Copy each line that contains the word "Mittelwert".

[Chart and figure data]

• • • • •

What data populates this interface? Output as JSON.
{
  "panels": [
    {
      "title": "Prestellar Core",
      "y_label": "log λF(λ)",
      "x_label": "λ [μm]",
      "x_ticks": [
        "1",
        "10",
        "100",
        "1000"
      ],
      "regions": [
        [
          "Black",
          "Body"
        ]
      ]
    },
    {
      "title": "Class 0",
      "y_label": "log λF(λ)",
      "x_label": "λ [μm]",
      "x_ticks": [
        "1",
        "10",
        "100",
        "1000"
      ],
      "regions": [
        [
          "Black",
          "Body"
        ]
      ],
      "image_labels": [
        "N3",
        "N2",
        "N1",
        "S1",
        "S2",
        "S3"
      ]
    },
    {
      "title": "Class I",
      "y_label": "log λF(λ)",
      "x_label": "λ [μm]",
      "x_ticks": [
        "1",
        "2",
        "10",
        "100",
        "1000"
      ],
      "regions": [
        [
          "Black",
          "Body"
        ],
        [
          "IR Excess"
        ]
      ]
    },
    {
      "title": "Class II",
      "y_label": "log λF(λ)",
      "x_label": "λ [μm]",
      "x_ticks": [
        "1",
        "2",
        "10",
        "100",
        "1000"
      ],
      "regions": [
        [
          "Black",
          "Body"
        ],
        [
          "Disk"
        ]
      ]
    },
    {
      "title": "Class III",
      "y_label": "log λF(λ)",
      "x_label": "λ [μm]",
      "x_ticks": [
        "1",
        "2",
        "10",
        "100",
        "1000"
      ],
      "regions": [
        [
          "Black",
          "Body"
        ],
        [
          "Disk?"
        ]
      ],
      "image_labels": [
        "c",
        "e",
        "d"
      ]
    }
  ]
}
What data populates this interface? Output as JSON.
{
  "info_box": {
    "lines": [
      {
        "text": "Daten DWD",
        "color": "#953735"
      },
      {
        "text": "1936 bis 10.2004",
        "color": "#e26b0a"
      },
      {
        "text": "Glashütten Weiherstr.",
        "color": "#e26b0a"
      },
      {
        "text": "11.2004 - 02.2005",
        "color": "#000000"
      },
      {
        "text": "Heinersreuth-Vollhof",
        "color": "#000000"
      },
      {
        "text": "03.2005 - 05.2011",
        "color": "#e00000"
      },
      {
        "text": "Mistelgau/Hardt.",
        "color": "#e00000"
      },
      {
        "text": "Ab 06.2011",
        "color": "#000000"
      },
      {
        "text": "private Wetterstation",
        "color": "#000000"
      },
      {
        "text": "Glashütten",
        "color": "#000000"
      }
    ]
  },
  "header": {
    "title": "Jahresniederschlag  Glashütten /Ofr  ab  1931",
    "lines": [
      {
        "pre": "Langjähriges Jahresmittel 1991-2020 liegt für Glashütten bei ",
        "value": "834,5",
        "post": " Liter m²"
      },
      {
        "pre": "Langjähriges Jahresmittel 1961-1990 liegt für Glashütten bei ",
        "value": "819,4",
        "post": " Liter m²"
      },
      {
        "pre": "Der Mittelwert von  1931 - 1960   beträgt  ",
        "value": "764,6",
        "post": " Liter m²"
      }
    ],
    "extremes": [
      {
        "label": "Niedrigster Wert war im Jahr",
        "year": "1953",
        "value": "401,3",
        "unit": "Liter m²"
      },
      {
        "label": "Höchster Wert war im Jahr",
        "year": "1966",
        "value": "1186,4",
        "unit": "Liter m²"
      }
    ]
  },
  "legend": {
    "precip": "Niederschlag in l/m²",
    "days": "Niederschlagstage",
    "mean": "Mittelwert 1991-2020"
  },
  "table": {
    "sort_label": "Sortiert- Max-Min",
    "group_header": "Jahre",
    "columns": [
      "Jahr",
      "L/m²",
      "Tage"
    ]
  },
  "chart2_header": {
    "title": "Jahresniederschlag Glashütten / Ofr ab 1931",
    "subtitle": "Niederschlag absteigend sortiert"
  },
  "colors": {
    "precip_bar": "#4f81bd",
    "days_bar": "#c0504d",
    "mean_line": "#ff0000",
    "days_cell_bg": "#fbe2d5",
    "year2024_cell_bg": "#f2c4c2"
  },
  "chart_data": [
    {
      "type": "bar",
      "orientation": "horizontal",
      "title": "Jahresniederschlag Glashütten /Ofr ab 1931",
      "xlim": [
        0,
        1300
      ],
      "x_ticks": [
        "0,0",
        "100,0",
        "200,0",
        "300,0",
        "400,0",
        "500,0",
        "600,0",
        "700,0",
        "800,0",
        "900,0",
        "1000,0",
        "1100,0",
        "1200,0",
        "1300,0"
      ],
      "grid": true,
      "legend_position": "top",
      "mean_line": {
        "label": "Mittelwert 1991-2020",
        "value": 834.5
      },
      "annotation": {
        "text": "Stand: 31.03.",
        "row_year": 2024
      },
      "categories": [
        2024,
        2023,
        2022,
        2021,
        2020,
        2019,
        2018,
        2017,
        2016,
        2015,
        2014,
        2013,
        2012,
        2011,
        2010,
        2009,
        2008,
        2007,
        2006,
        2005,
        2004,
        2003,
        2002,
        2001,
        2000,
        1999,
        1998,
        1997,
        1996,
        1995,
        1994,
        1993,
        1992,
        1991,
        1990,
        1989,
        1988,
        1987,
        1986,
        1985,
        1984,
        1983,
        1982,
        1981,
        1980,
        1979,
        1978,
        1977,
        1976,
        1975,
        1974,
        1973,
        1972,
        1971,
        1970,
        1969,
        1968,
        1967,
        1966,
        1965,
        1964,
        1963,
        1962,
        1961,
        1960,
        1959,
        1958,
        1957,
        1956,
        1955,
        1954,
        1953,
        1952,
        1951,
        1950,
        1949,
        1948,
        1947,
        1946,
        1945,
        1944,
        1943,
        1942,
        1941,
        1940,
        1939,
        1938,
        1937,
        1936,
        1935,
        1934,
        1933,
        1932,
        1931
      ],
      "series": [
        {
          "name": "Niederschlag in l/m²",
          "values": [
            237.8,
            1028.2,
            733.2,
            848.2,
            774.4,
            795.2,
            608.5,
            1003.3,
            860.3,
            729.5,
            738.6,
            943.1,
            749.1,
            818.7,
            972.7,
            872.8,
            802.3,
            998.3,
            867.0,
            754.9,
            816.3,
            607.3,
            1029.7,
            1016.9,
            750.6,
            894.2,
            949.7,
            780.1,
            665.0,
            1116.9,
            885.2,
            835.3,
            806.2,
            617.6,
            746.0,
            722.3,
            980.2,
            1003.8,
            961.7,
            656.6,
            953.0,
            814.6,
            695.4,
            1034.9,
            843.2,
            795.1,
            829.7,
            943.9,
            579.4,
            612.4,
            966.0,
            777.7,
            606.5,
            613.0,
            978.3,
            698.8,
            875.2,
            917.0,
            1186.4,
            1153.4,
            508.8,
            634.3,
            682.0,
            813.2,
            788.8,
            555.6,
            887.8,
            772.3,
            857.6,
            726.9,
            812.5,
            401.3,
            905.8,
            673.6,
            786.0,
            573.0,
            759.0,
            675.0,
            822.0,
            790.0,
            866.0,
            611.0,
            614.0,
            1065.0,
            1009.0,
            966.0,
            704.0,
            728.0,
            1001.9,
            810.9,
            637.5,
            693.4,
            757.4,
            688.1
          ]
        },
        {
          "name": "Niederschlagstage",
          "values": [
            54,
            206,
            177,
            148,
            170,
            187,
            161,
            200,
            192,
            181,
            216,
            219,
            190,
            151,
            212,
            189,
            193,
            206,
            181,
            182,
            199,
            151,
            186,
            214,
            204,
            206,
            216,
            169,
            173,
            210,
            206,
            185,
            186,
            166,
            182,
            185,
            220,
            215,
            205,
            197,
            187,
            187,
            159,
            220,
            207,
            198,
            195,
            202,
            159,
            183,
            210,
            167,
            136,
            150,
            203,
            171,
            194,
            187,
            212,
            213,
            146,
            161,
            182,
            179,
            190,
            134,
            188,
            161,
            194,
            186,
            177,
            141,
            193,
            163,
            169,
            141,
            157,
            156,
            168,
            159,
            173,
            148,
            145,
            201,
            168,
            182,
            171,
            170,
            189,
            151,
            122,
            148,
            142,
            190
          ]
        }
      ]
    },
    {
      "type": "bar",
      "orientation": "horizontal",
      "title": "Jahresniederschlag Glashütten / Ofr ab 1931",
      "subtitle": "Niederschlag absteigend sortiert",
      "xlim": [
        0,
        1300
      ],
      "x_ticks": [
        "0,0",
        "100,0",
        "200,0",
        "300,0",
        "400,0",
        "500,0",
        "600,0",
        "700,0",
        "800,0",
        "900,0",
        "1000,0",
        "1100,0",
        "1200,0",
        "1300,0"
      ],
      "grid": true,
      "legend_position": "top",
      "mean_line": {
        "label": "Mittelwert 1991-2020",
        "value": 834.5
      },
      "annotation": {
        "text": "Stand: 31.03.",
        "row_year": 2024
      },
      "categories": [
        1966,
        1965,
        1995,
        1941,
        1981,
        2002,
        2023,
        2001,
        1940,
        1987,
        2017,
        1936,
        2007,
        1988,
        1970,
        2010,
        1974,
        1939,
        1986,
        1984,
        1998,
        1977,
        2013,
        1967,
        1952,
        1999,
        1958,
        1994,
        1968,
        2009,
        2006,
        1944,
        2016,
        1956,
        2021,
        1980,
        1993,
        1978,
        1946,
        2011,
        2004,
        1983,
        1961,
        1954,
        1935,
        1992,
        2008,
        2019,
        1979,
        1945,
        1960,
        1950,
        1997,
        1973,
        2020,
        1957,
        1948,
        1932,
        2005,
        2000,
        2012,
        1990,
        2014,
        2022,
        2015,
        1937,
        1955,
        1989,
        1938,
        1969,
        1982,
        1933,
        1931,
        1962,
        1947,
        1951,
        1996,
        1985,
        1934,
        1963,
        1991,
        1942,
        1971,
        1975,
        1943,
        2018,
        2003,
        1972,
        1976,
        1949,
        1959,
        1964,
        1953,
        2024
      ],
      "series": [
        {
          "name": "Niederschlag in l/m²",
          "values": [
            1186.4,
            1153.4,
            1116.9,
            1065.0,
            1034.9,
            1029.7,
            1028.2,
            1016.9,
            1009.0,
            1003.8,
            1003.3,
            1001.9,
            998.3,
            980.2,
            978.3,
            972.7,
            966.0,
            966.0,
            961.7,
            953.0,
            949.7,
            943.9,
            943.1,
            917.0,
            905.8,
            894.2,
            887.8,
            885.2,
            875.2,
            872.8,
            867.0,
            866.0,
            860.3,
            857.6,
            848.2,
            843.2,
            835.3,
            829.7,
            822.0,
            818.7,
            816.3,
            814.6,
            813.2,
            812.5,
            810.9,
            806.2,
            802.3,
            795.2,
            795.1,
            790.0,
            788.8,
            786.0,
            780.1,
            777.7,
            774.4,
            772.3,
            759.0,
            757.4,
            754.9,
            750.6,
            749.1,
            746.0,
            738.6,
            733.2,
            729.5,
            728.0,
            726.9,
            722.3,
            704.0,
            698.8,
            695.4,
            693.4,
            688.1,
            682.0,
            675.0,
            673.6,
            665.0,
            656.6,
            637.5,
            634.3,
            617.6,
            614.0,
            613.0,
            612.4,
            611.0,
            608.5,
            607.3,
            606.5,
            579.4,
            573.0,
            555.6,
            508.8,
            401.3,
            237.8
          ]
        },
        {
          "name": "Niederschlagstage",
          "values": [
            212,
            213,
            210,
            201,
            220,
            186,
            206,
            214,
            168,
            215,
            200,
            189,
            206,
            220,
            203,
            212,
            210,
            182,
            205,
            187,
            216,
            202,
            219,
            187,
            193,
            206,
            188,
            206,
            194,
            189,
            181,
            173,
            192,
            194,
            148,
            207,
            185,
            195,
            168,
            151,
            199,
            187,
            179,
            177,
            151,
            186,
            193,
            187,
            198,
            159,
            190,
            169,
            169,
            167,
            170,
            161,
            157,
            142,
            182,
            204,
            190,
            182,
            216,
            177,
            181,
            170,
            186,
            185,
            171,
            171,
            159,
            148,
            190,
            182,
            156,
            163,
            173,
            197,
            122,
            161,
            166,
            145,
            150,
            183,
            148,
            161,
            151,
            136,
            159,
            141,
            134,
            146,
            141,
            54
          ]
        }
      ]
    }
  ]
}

• • • • •

#### Answer below
        "pre": "Der Mittelwert von  1931 - 1960   beträgt  ",
    "mean": "Mittelwert 1991-2020"
        "label": "Mittelwert 1991-2020",
        "label": "Mittelwert 1991-2020",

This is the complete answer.